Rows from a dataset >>
"""

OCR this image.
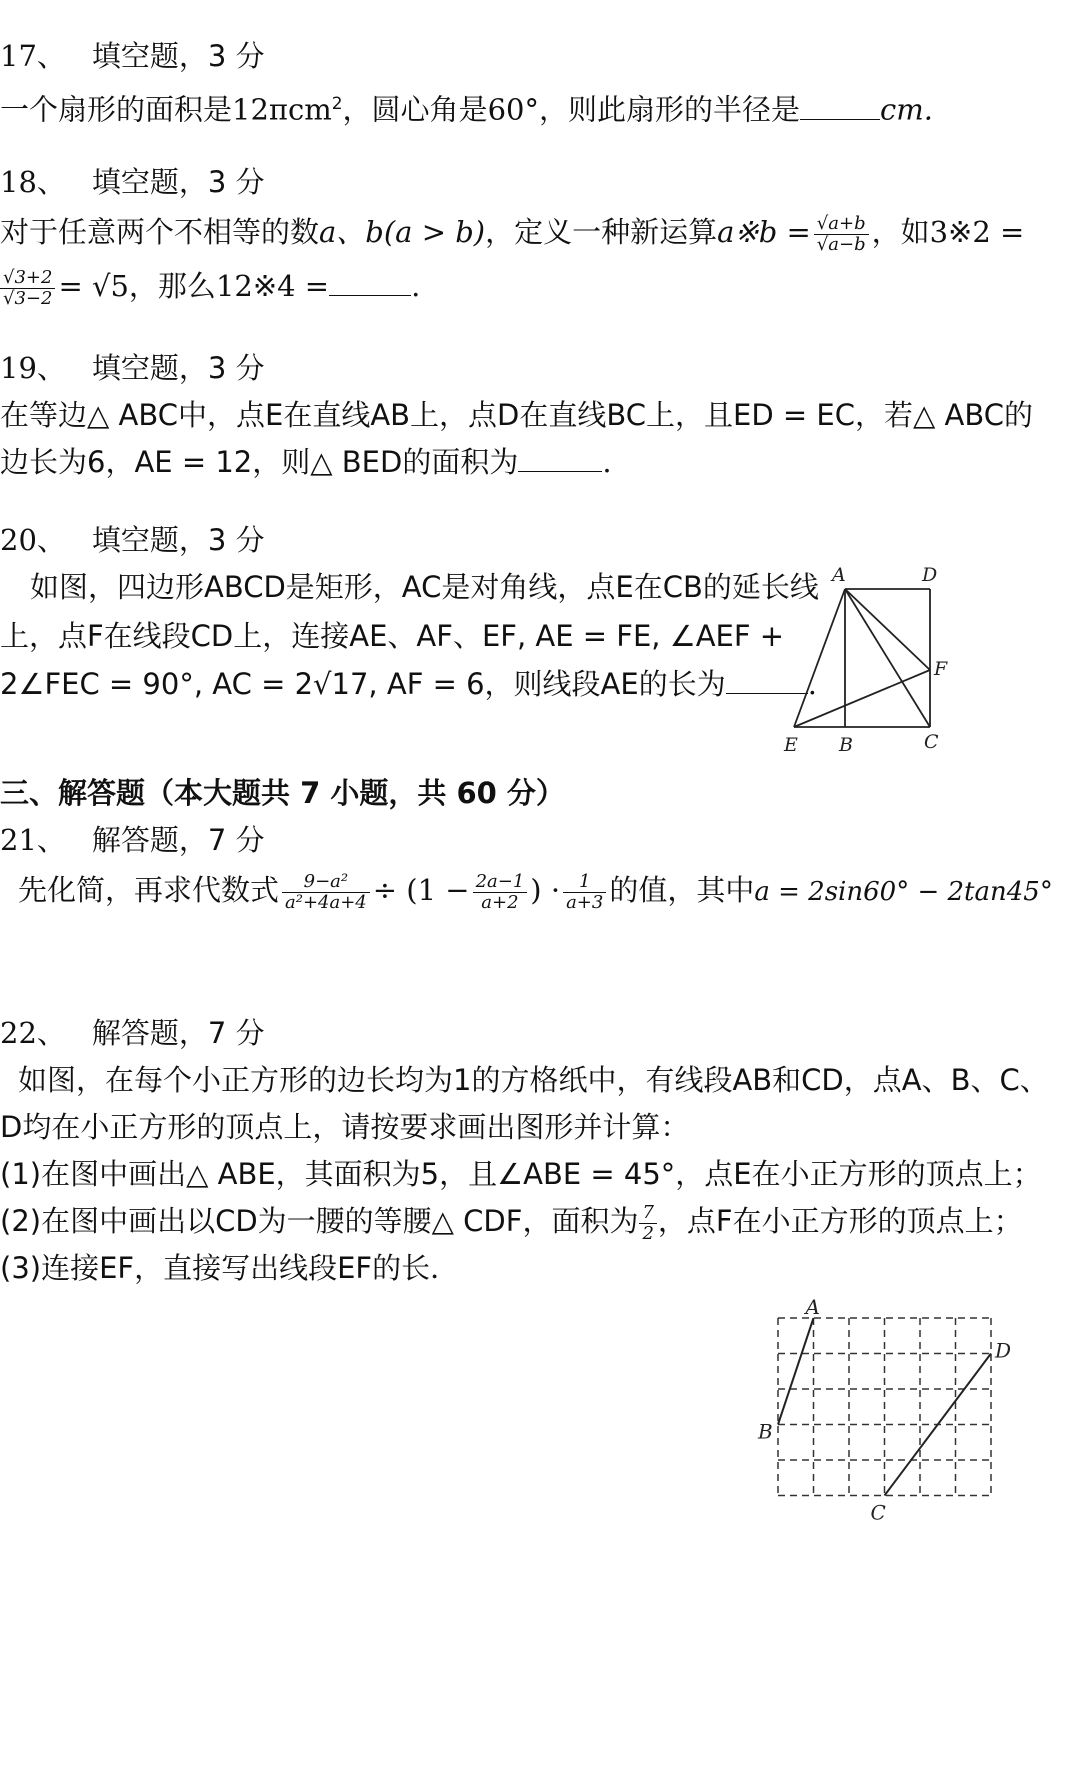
17、 填空题，3 分
一个扇形的面积是12πcm$^2$，圆心角是60°，则此扇形的半径是	cm.
18、 填空题，3 分
对于任意两个不相等的数a、b(a > b)，定义一种新运算a※b = $\frac{√a+b}{√a-b}$ ，如3※2 =
$\frac{√3+2}{√3-2} = √5$，那么12※4 =	.
19、 填空题，3 分
在等边△ ABC中，点E在直线AB上，点D在直线BC上，且ED = EC，若△ ABC的
边长为6，AE = 12，则△ BED的面积为	.
20、 填空题，3 分
如图，四边形ABCD是矩形，AC是对角线，点E在CB的延长线
上，点F在线段CD上，连接AE、AF、EF, AE = FE, ∠AEF +
2∠FEC = 90°, AC = 2√17, AF = 6，则线段AE的长为	.
A	D
F
E B	C
三、解答题（本大题共 7 小题，共 60 分）
21、 解答题，7 分
先化简，再求代数式 $\frac{\text{9−a²}}{\text{a²+4a+4}} \div (1 - \frac{2a-1}{a+2}$ ) · $\frac{1}{a+3}$ 的值，其中a = 2sin60° − 2tan45°
22、 解答题，7 分
如图，在每个小正方形的边长均为1的方格纸中，有线段AB和CD，点A、B、C、
D均在小正方形的顶点上，请按要求画出图形并计算：
(1)在图中画出△ ABE，其面积为5，且∠ABE = 45°，点E在小正方形的顶点上；
(2)在图中画出以CD为一腰的等腰△ CDF，面积为 $\frac{7}{2}$ ，点F在小正方形的顶点上；
(3)连接EF，直接写出线段EF的长．
A
B
C
D
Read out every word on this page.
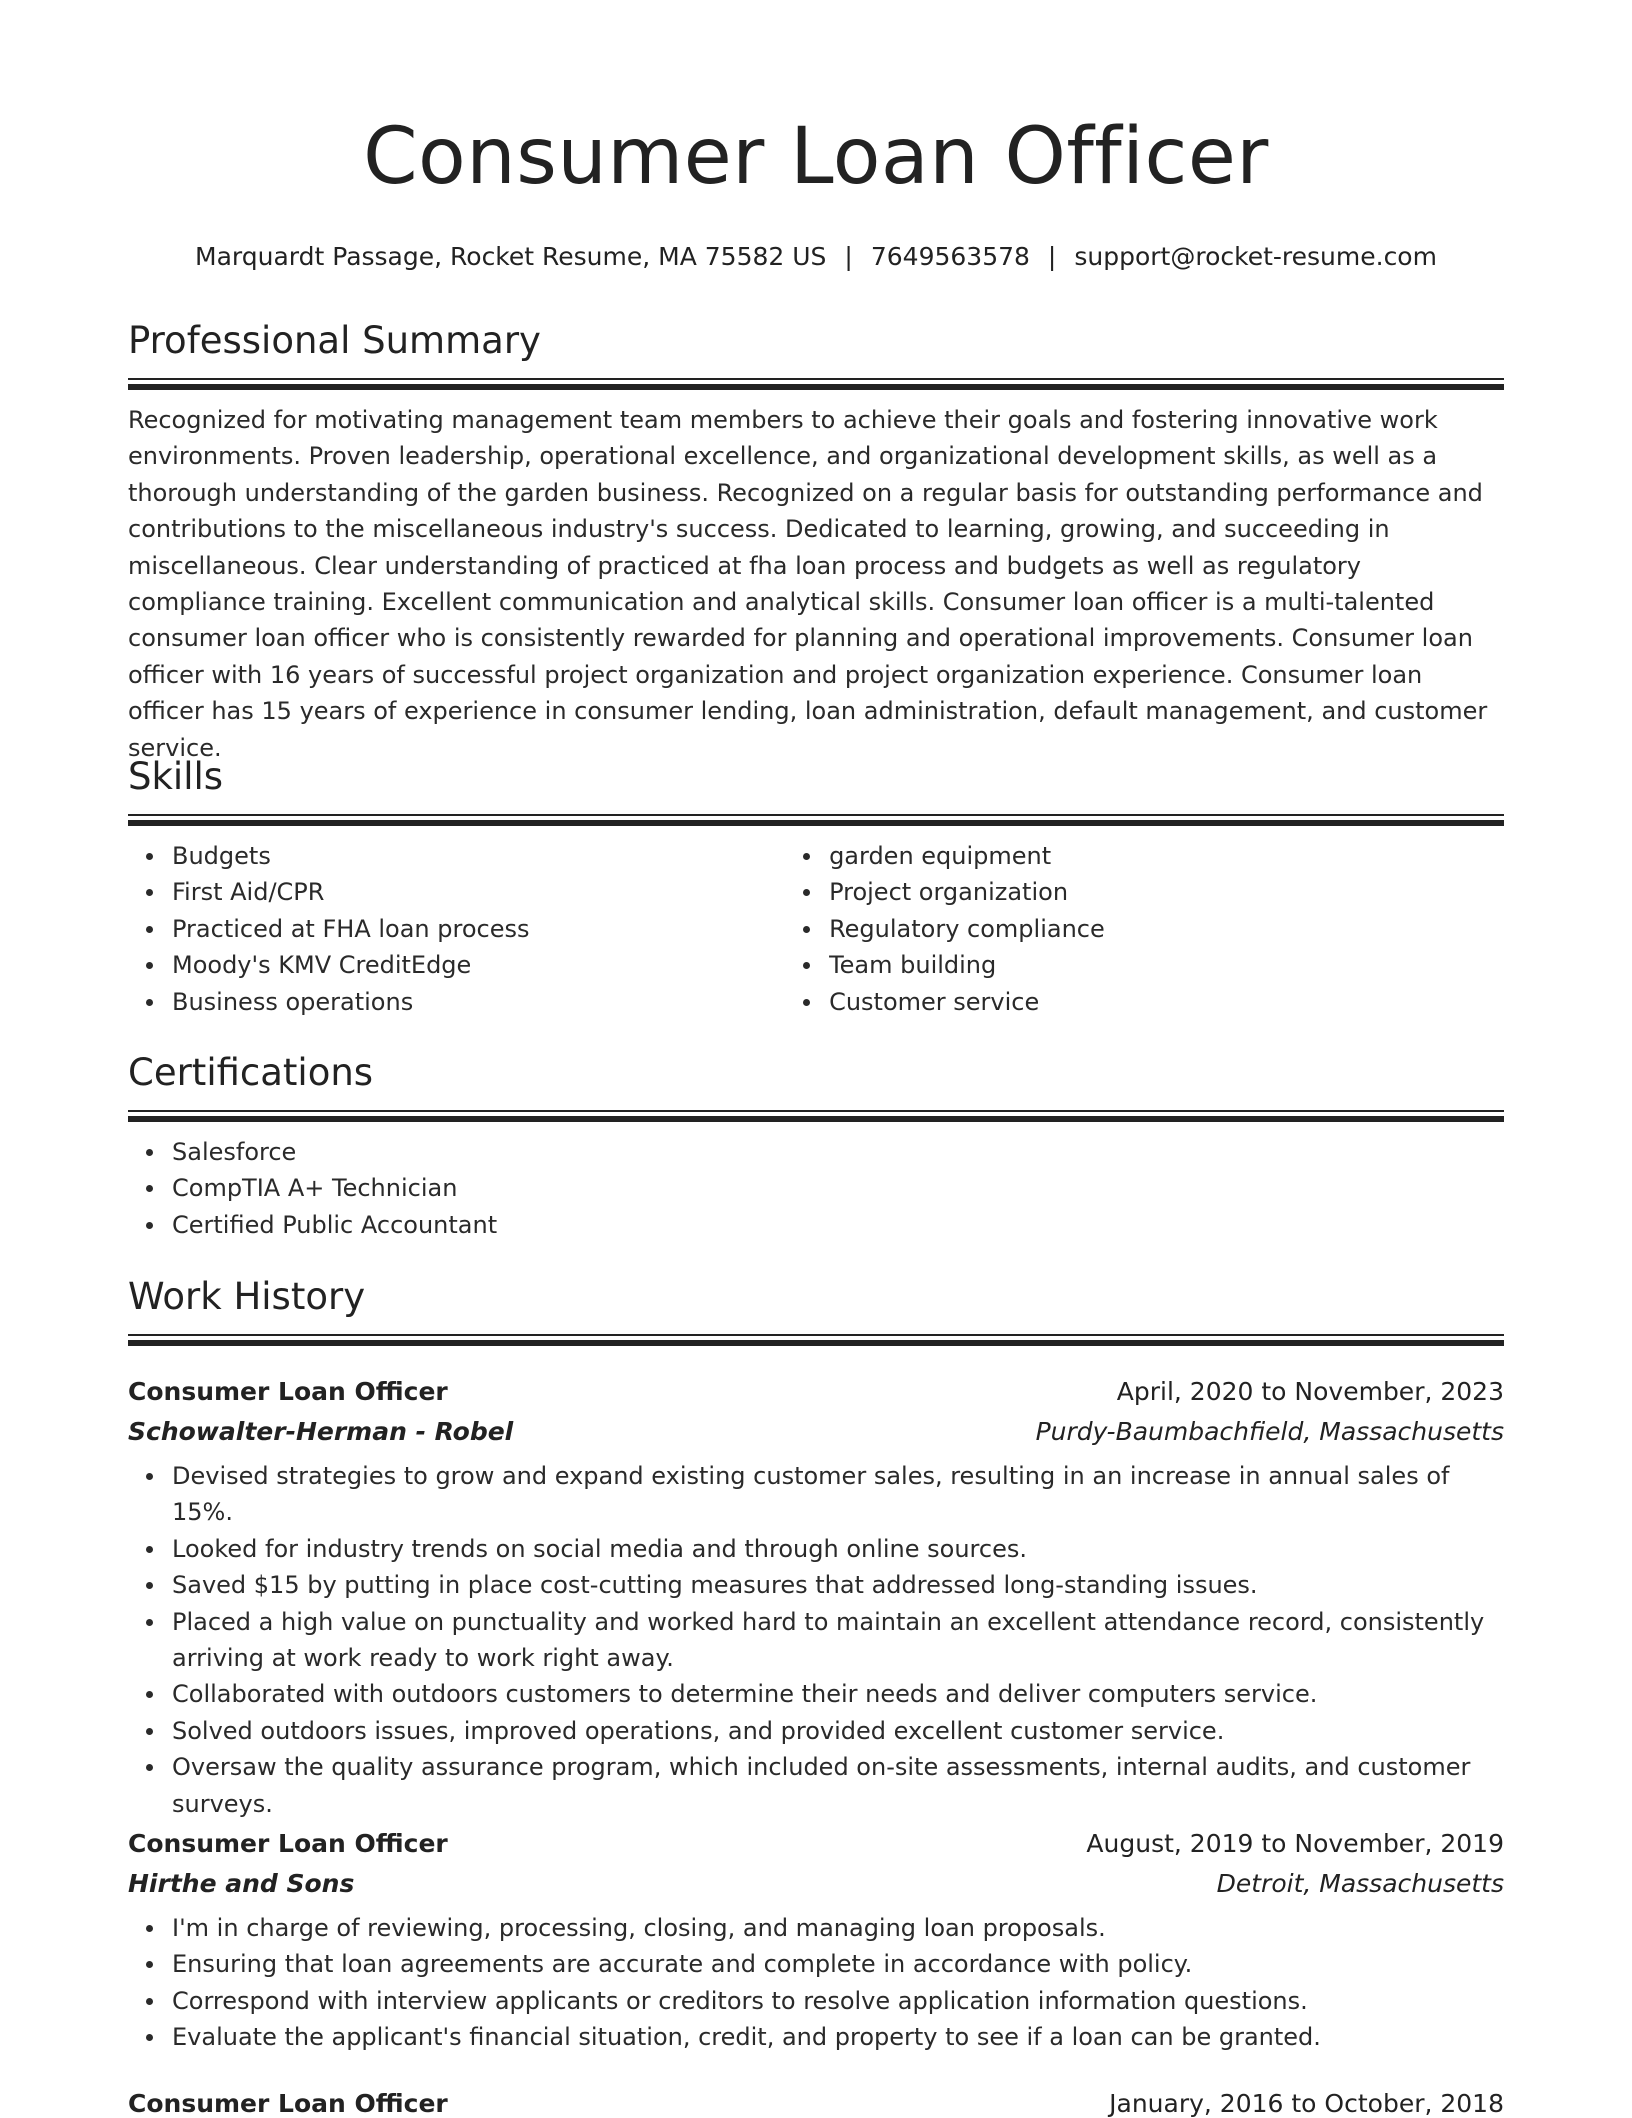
Consumer Loan Officer
Marquardt Passage, Rocket Resume, MA 75582 US | 7649563578 | support@rocket-resume.com
Professional Summary

Recognized for motivating management team members to achieve their goals and fostering innovative work environments. Proven leadership, operational excellence, and organizational development skills, as well as a thorough understanding of the garden business. Recognized on a regular basis for outstanding performance and contributions to the miscellaneous industry's success. Dedicated to learning, growing, and succeeding in miscellaneous. Clear understanding of practiced at fha loan process and budgets as well as regulatory compliance training. Excellent communication and analytical skills. Consumer loan officer is a multi-talented consumer loan officer who is consistently rewarded for planning and operational improvements. Consumer loan officer with 16 years of successful project organization and project organization experience. Consumer loan officer has 15 years of experience in consumer lending, loan administration, default management, and customer service.

Skills
Budgets
First Aid/CPR
Practiced at FHA loan process
Moody's KMV CreditEdge
Business operations
garden equipment
Project organization
Regulatory compliance
Team building
Customer service
Certifications
Salesforce
CompTIA A+ Technician
Certified Public Accountant
Work History
Consumer Loan Officer	April, 2020 to November, 2023
Schowalter-Herman - Robel	Purdy-Baumbachfield, Massachusetts
Devised strategies to grow and expand existing customer sales, resulting in an increase in annual sales of 15%.
Looked for industry trends on social media and through online sources.
Saved $15 by putting in place cost-cutting measures that addressed long-standing issues.
Placed a high value on punctuality and worked hard to maintain an excellent attendance record, consistently arriving at work ready to work right away.
Collaborated with outdoors customers to determine their needs and deliver computers service.
Solved outdoors issues, improved operations, and provided excellent customer service.
Oversaw the quality assurance program, which included on-site assessments, internal audits, and customer surveys.
Consumer Loan Officer	August, 2019 to November, 2019
Hirthe and Sons	Detroit, Massachusetts
I'm in charge of reviewing, processing, closing, and managing loan proposals.
Ensuring that loan agreements are accurate and complete in accordance with policy.
Correspond with interview applicants or creditors to resolve application information questions.
Evaluate the applicant's financial situation, credit, and property to see if a loan can be granted.
Consumer Loan Officer	January, 2016 to October, 2018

"""

JOB >> Reproduce the material in full, word for word, and omit the pictures.

RIGHT ANSWER >>
OCR this image.
17、 填空题，3 分
一个扇形的面积是12πcm$^2$，圆心角是60°，则此扇形的半径是	cm.
18、 填空题，3 分
对于任意两个不相等的数a、b(a > b)，定义一种新运算a※b = $\frac{√a+b}{√a-b}$ ，如3※2 =
$\frac{√3+2}{√3-2} = √5$，那么12※4 =	.
19、 填空题，3 分
在等边△ ABC中，点E在直线AB上，点D在直线BC上，且ED = EC，若△ ABC的
边长为6，AE = 12，则△ BED的面积为	.
20、 填空题，3 分
如图，四边形ABCD是矩形，AC是对角线，点E在CB的延长线
上，点F在线段CD上，连接AE、AF、EF, AE = FE, ∠AEF +
2∠FEC = 90°, AC = 2√17, AF = 6，则线段AE的长为	.
A	D
F
E B	C
三、解答题（本大题共 7 小题，共 60 分）
21、 解答题，7 分
先化简，再求代数式 $\frac{\text{9−a²}}{\text{a²+4a+4}} \div (1 - \frac{2a-1}{a+2}$ ) · $\frac{1}{a+3}$ 的值，其中a = 2sin60° − 2tan45°
22、 解答题，7 分
如图，在每个小正方形的边长均为1的方格纸中，有线段AB和CD，点A、B、C、
D均在小正方形的顶点上，请按要求画出图形并计算：
(1)在图中画出△ ABE，其面积为5，且∠ABE = 45°，点E在小正方形的顶点上；
(2)在图中画出以CD为一腰的等腰△ CDF，面积为 $\frac{7}{2}$ ，点F在小正方形的顶点上；
(3)连接EF，直接写出线段EF的长．
A
B
C
D
Read out every word on this page.
Consumer Loan Officer
Marquardt Passage, Rocket Resume, MA 75582 US | 7649563578 | support@rocket-resume.com
Professional Summary

Recognized for motivating management team members to achieve their goals and fostering innovative work environments. Proven leadership, operational excellence, and organizational development skills, as well as a thorough understanding of the garden business. Recognized on a regular basis for outstanding performance and contributions to the miscellaneous industry's success. Dedicated to learning, growing, and succeeding in miscellaneous. Clear understanding of practiced at fha loan process and budgets as well as regulatory compliance training. Excellent communication and analytical skills. Consumer loan officer is a multi-talented consumer loan officer who is consistently rewarded for planning and operational improvements. Consumer loan officer with 16 years of successful project organization and project organization experience. Consumer loan officer has 15 years of experience in consumer lending, loan administration, default management, and customer service.

Skills
Budgets
First Aid/CPR
Practiced at FHA loan process
Moody's KMV CreditEdge
Business operations
garden equipment
Project organization
Regulatory compliance
Team building
Customer service
Certifications
Salesforce
CompTIA A+ Technician
Certified Public Accountant
Work History
Consumer Loan Officer	April, 2020 to November, 2023
Schowalter-Herman - Robel	Purdy-Baumbachfield, Massachusetts
Devised strategies to grow and expand existing customer sales, resulting in an increase in annual sales of 15%.
Looked for industry trends on social media and through online sources.
Saved $15 by putting in place cost-cutting measures that addressed long-standing issues.
Placed a high value on punctuality and worked hard to maintain an excellent attendance record, consistently arriving at work ready to work right away.
Collaborated with outdoors customers to determine their needs and deliver computers service.
Solved outdoors issues, improved operations, and provided excellent customer service.
Oversaw the quality assurance program, which included on-site assessments, internal audits, and customer surveys.
Consumer Loan Officer	August, 2019 to November, 2019
Hirthe and Sons	Detroit, Massachusetts
I'm in charge of reviewing, processing, closing, and managing loan proposals.
Ensuring that loan agreements are accurate and complete in accordance with policy.
Correspond with interview applicants or creditors to resolve application information questions.
Evaluate the applicant's financial situation, credit, and property to see if a loan can be granted.
Consumer Loan Officer	January, 2016 to October, 2018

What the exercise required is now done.